Include the line containing "Give me a plain-text" and every line after it up to the end of the material below; reproduce them exactly and drop the pictures.

** Start **

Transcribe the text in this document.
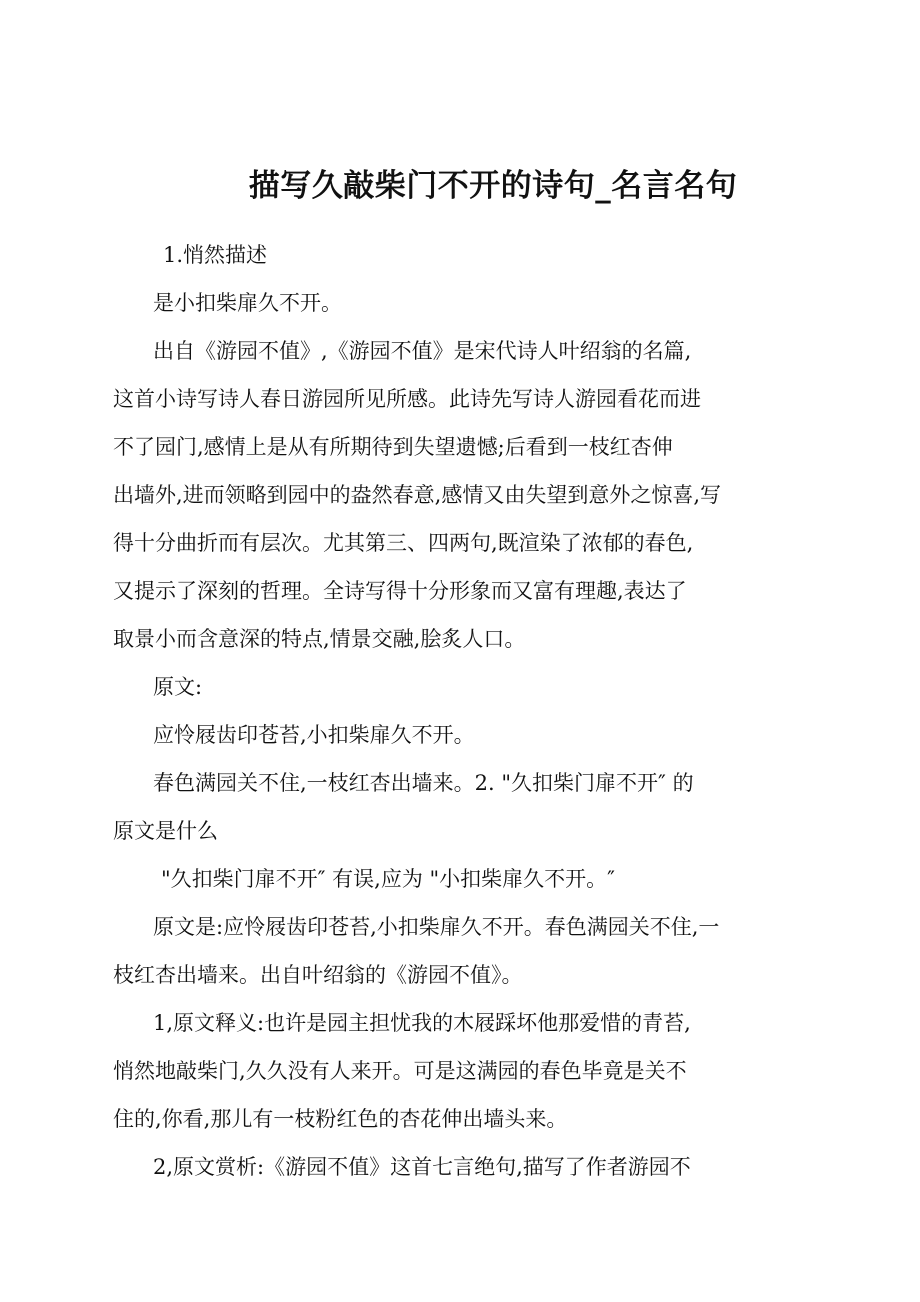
描写久敲柴门不开的诗句_名言名句
1.悄然描述
是小扣柴扉久不开。
出自《游园不值》,《游园不值》是宋代诗人叶绍翁的名篇,
这首小诗写诗人春日游园所见所感。此诗先写诗人游园看花而进
不了园门,感情上是从有所期待到失望遗憾;后看到一枝红杏伸
出墙外,进而领略到园中的盎然春意,感情又由失望到意外之惊喜,写
得十分曲折而有层次。尤其第三、四两句,既渲染了浓郁的春色,
又提示了深刻的哲理。全诗写得十分形象而又富有理趣,表达了
取景小而含意深的特点,情景交融,脍炙人口。
原文:
应怜屐齿印苍苔,小扣柴扉久不开。
春色满园关不住,一枝红杏出墙来。2. "久扣柴门扉不开″ 的
原文是什么
"久扣柴门扉不开″ 有误,应为 "小扣柴扉久不开。″
原文是:应怜屐齿印苍苔,小扣柴扉久不开。春色满园关不住,一
枝红杏出墙来。出自叶绍翁的《游园不值》。
1,原文释义:也许是园主担忧我的木屐踩坏他那爱惜的青苔,
悄然地敲柴门,久久没有人来开。可是这满园的春色毕竟是关不
住的,你看,那儿有一枝粉红色的杏花伸出墙头来。
2,原文赏析:《游园不值》这首七言绝句,描写了作者游园不
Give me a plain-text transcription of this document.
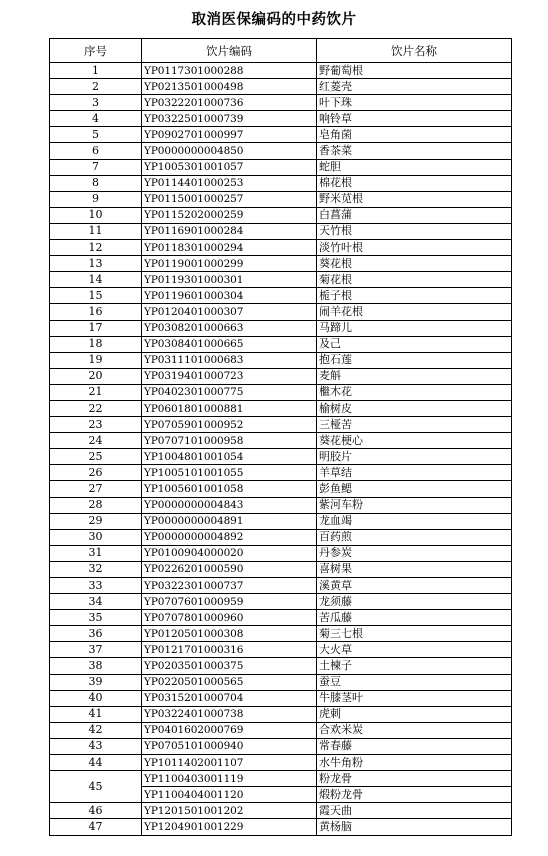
取消医保编码的中药饮片
序号	饮片编码	饮片名称
1	YP0117301000288	野葡萄根
2	YP0213501000498	红菱壳
3	YP0322201000736	叶下珠
4	YP0322501000739	响铃草
5	YP0902701000997	皂角菌
6	YP0000000004850	香茶菜
7	YP1005301001057	蛇胆
8	YP0114401000253	棉花根
9	YP0115001000257	野米苋根
10	YP0115202000259	白菖蒲
11	YP0116901000284	天竹根
12	YP0118301000294	淡竹叶根
13	YP0119001000299	葵花根
14	YP0119301000301	菊花根
15	YP0119601000304	栀子根
16	YP0120401000307	闹羊花根
17	YP0308201000663	马蹄儿
18	YP0308401000665	及己
19	YP0311101000683	抱石莲
20	YP0319401000723	麦斛
21	YP0402301000775	檵木花
22	YP0601801000881	榆树皮
23	YP0705901000952	三桠苦
24	YP0707101000958	葵花梗心
25	YP1004801001054	明胶片
26	YP1005101001055	羊草结
27	YP1005601001058	彭鱼鳃
28	YP0000000004843	紫河车粉
29	YP0000000004891	龙血竭
30	YP0000000004892	百药煎
31	YP0100904000020	丹参炭
32	YP0226201000590	喜树果
33	YP0322301000737	溪黄草
34	YP0707601000959	龙须藤
35	YP0707801000960	苦瓜藤
36	YP0120501000308	菊三七根
37	YP0121701000316	大火草
38	YP0203501000375	土楝子
39	YP0220501000565	蚕豆
40	YP0315201000704	牛膝茎叶
41	YP0322401000738	虎刺
42	YP0401602000769	合欢米炭
43	YP0705101000940	常春藤
44	YP1011402001107	水牛角粉
45	YP1100403001119	粉龙骨
	YP1100404001120	煅粉龙骨
46	YP1201501001202	霞天曲
47	YP1204901001229	黄杨脑
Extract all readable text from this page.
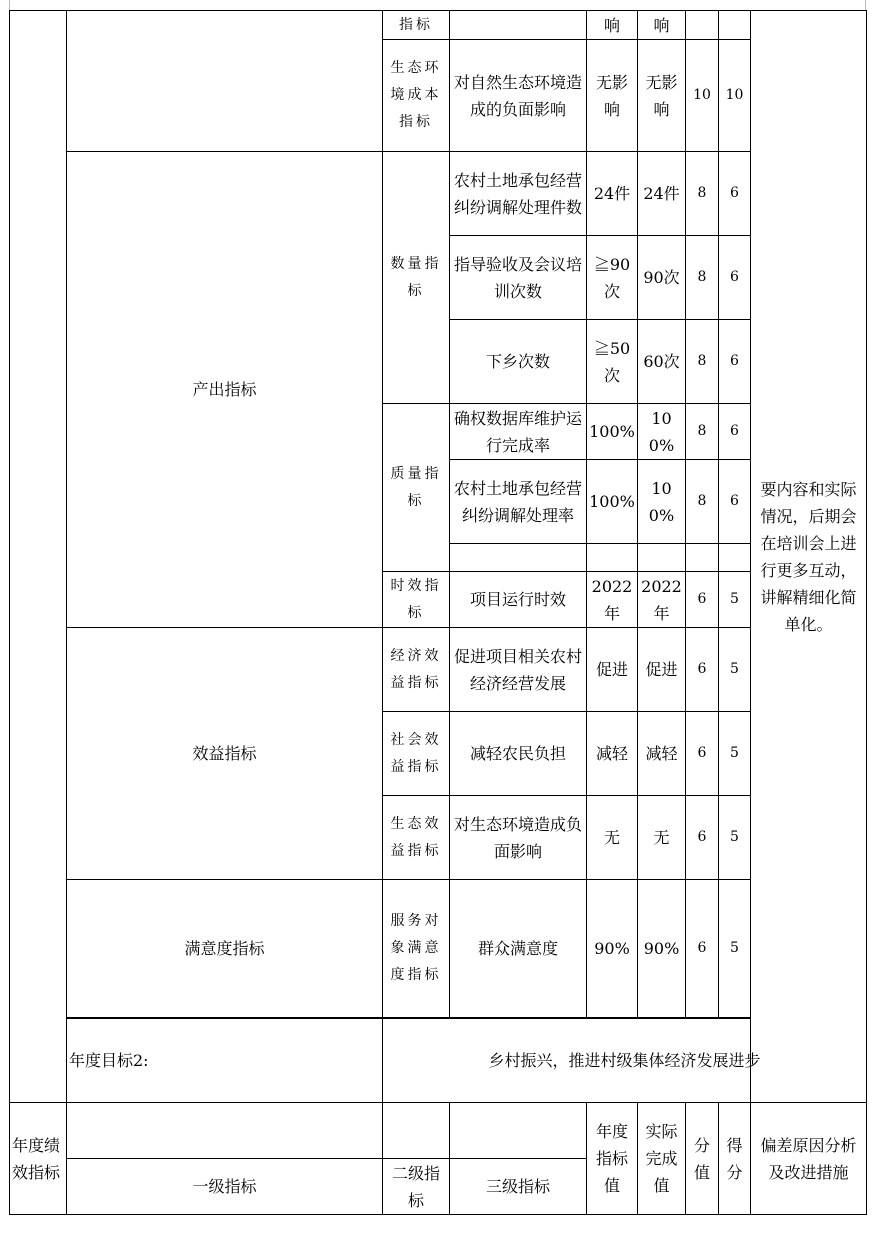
		指标		响	响			要内容和实际情况，后期会在培训会上进行更多互动，讲解精细化简单化。
		生态环境成本指标	对自然生态环境造成的负面影响	无影响	无影响	10	10	
	产出指标	数量指标	农村土地承包经营纠纷调解处理件数	24件	24件	8	6	
			指导验收及会议培训次数	≧90次	90次	8	6	
			下乡次数	≧50次	60次	8	6	
		质量指标	确权数据库维护运行完成率	100%	100%	8	6	
			农村土地承包经营纠纷调解处理率	100%	100%	8	6	

		时效指标	项目运行时效	2022年	2022年	6	5	
	效益指标	经济效益指标	促进项目相关农村经济经营发展	促进	促进	6	5	
		社会效益指标	减轻农民负担	减轻	减轻	6	5	
		生态效益指标	对生态环境造成负面影响	无	无	6	5	
	满意度指标	服务对象满意度指标	群众满意度	90%	90%	6	5	

	年度目标2:	乡村振兴，推进村级集体经济发展进步						
年度绩效指标				年度指标值	实际完成值	分值	得分	偏差原因分析及改进措施
	一级指标	二级指标	三级指标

** End **

SOLUTION TO THE EXERCISE:
Give me a plain-text transcription of this document.
取消医保编码的中药饮片
序号	饮片编码	饮片名称
1	YP0117301000288	野葡萄根
2	YP0213501000498	红菱壳
3	YP0322201000736	叶下珠
4	YP0322501000739	响铃草
5	YP0902701000997	皂角菌
6	YP0000000004850	香茶菜
7	YP1005301001057	蛇胆
8	YP0114401000253	棉花根
9	YP0115001000257	野米苋根
10	YP0115202000259	白菖蒲
11	YP0116901000284	天竹根
12	YP0118301000294	淡竹叶根
13	YP0119001000299	葵花根
14	YP0119301000301	菊花根
15	YP0119601000304	栀子根
16	YP0120401000307	闹羊花根
17	YP0308201000663	马蹄儿
18	YP0308401000665	及己
19	YP0311101000683	抱石莲
20	YP0319401000723	麦斛
21	YP0402301000775	檵木花
22	YP0601801000881	榆树皮
23	YP0705901000952	三桠苦
24	YP0707101000958	葵花梗心
25	YP1004801001054	明胶片
26	YP1005101001055	羊草结
27	YP1005601001058	彭鱼鳃
28	YP0000000004843	紫河车粉
29	YP0000000004891	龙血竭
30	YP0000000004892	百药煎
31	YP0100904000020	丹参炭
32	YP0226201000590	喜树果
33	YP0322301000737	溪黄草
34	YP0707601000959	龙须藤
35	YP0707801000960	苦瓜藤
36	YP0120501000308	菊三七根
37	YP0121701000316	大火草
38	YP0203501000375	土楝子
39	YP0220501000565	蚕豆
40	YP0315201000704	牛膝茎叶
41	YP0322401000738	虎刺
42	YP0401602000769	合欢米炭
43	YP0705101000940	常春藤
44	YP1011402001107	水牛角粉
45	YP1100403001119	粉龙骨
	YP1100404001120	煅粉龙骨
46	YP1201501001202	霞天曲
47	YP1204901001229	黄杨脑
Extract all readable text from this page.
		指标		响	响			要内容和实际情况，后期会在培训会上进行更多互动，讲解精细化简单化。
		生态环境成本指标	对自然生态环境造成的负面影响	无影响	无影响	10	10	
	产出指标	数量指标	农村土地承包经营纠纷调解处理件数	24件	24件	8	6	
			指导验收及会议培训次数	≧90次	90次	8	6	
			下乡次数	≧50次	60次	8	6	
		质量指标	确权数据库维护运行完成率	100%	100%	8	6	
			农村土地承包经营纠纷调解处理率	100%	100%	8	6	

		时效指标	项目运行时效	2022年	2022年	6	5	
	效益指标	经济效益指标	促进项目相关农村经济经营发展	促进	促进	6	5	
		社会效益指标	减轻农民负担	减轻	减轻	6	5	
		生态效益指标	对生态环境造成负面影响	无	无	6	5	
	满意度指标	服务对象满意度指标	群众满意度	90%	90%	6	5	

	年度目标2:	乡村振兴，推进村级集体经济发展进步						
年度绩效指标				年度指标值	实际完成值	分值	得分	偏差原因分析及改进措施
	一级指标	二级指标	三级指标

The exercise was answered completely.